Task A: Please decide whether each statement below agrees with the bioreactor text, answering yes or no and quoting the deciding words of the text exactly: (i) The biomass model assumes the feed contains no cells. (ii) Cell recirculation is taken into account in the biomass model. (iii) A negative sign is used for products secreted by the cell.
Task B: Reproduce word for word the part of the bioreactor text that opens with the words containing "2.2.2.3 Components in" and closes with "by the cell.".

Page extract:
------------------------------------------------------------
The term “mass converted in the system” refers to the catalytic activity of living cells. The equation is used to formulate mass balance equations for the volume of the reactor, for the biomass, and for the components in the liquid phase of the reactor. Table 2 gives an overview of the variables used. For a more complete description, refer to Kremling [25].

Table 2 Overview of the used variables and units for the reactor system

2.2.2.1 Volume of the Bioreactor

The dynamics of the reactor volume can be described by:

$$ \frac{d{m}_R}{dt}={\displaystyle \sum }{q}_{i\mathrm{n},j}\rho -{q}_{\mathrm{out}}\rho . $$

(9)

If ρ is assumed to be constant and since \( {m}_R={V}_R\rho \):

$$ \boxed{\frac{d{V}_R}{dt}={\displaystyle \sum }{q}_{\mathrm{in},j}-{q}_{\mathrm{out}}.} $$

(10)

2.2.2.2 Biomass

For modeling of the biomass, it is assumed that the feed contains no cells. Cell recirculation is also not considered. The mass balance for the biomass reads:

$$ \frac{d{m}_B}{dt}=\mu {m}_B-{q}_{\mathrm{out}}{c}_B. $$

(11)

The growth rate μ can be typically expressed as a function of the substrate uptake rate and the biomass yield: \( \mu ={Y}_{X/S\ }\ {r}_{Si}^e\ {w}_{Si} \). For convenience, the biomass dynamics are now expressed in terms of biomass concentration. This is done by expressing the biomass in the reactor [g] as a function of the biomass concentration [g l⁻¹] and the reactor volume [l]:

$$ \frac{d{m}_B}{dt}=\frac{d\left({V}_R{c}_B\right)}{dt}={V}_R\frac{d{c}_B}{dt}+\frac{d{V}_R}{dt}{c}_B. $$

(12)

Substituting Eqs. (12) and (10) into Eq. (11) and solving for biomass concentration lead to:

$$ {V}_R\frac{d{c}_B}{dt}+\frac{d{V}_R}{dt}{c}_B=\mu {m}_B-{q}_{\mathrm{out}}{c}_B $$

$$ \boxed{\frac{d{c}_B}{dt}=\mu {c}_B-\frac{{\displaystyle \sum }{q}_{\mathrm{in},j}}{V_R}{c}_B.} $$

(13)

2.2.2.3 Components in the Liquid Phase

The mass balance for substances (substrates/products) in the liquid phase is derived in a similar way as for the biomass. The mass balance for the component i is shown in Eq. (14). In this case, exchange reactions r ^e _Si between the cell and culture media have to be considered. A positive sign is used for products secreted by the cell, whereas a negative sign precedes r ^e _Si for substrates absorbed by the cell.

$$ \frac{d{m}_{Si}}{dt}={q}_{\mathrm{in},j}\ {c}_{Si}^{in} - {q}_{\mathrm{out}}{c}_{Si}\pm \kern0.37em {r}_{Si}^e{c}_B\ {V}_R\ {w}_{Si} $$

$$ \boxed{\frac{d{c}_{Si}}{dt}=\frac{q_{\mathrm{in},j}}{V_R}{c}_{Si}^{in}-\frac{{\displaystyle \sum }{q}_{\mathrm{in},j}}{V_R}{c}_{Si} \pm {r}_{Si}^e\ {c}_B\kern0.5em {w}_{Si}}. $$

(14)
------------------------------------------------------------
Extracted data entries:
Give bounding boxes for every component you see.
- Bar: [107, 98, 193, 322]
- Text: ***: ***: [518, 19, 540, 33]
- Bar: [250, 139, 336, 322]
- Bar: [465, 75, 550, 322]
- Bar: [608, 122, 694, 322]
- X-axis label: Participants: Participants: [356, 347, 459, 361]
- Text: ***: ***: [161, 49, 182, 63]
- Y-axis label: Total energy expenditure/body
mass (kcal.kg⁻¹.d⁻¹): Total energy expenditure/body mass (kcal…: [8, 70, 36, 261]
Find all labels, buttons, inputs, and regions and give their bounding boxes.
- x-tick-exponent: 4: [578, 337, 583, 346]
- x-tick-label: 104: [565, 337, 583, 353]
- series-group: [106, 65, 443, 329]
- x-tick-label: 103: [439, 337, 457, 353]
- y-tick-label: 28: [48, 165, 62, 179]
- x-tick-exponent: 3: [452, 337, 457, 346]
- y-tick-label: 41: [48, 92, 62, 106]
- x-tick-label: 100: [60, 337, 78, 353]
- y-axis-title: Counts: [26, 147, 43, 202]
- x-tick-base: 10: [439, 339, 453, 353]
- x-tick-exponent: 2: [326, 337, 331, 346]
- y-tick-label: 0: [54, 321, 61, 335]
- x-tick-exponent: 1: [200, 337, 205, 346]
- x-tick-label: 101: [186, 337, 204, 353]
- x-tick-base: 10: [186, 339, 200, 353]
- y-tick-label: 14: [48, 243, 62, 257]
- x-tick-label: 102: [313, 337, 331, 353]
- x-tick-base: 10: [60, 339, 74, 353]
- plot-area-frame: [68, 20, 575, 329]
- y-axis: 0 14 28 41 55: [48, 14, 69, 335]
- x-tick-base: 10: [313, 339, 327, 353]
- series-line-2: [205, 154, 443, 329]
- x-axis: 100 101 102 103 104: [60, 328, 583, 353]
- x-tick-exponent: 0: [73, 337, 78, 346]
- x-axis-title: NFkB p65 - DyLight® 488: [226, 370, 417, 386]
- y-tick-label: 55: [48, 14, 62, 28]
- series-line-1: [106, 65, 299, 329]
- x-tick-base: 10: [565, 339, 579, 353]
------------------------------------------------------------
Final answer A:
(i) Yes: "it is assumed that the feed contains no cells."
(ii) No: "Cell recirculation is also not considered."
(iii) No: "A positive sign is used for products secreted by the cell, whereas a negative sign precedes r ^e _Si for substrates absorbed by the cell."

Final answer B:
2.2.2.3 Components in the Liquid Phase

The mass balance for substances (substrates/products) in the liquid phase is derived in a similar way as for the biomass. The mass balance for the component i is shown in Eq. (14). In this case, exchange reactions r ^e _Si between the cell and culture media have to be considered. A positive sign is used for products secreted by the cell, whereas a negative sign precedes r ^e _Si for substrates absorbed by the cell.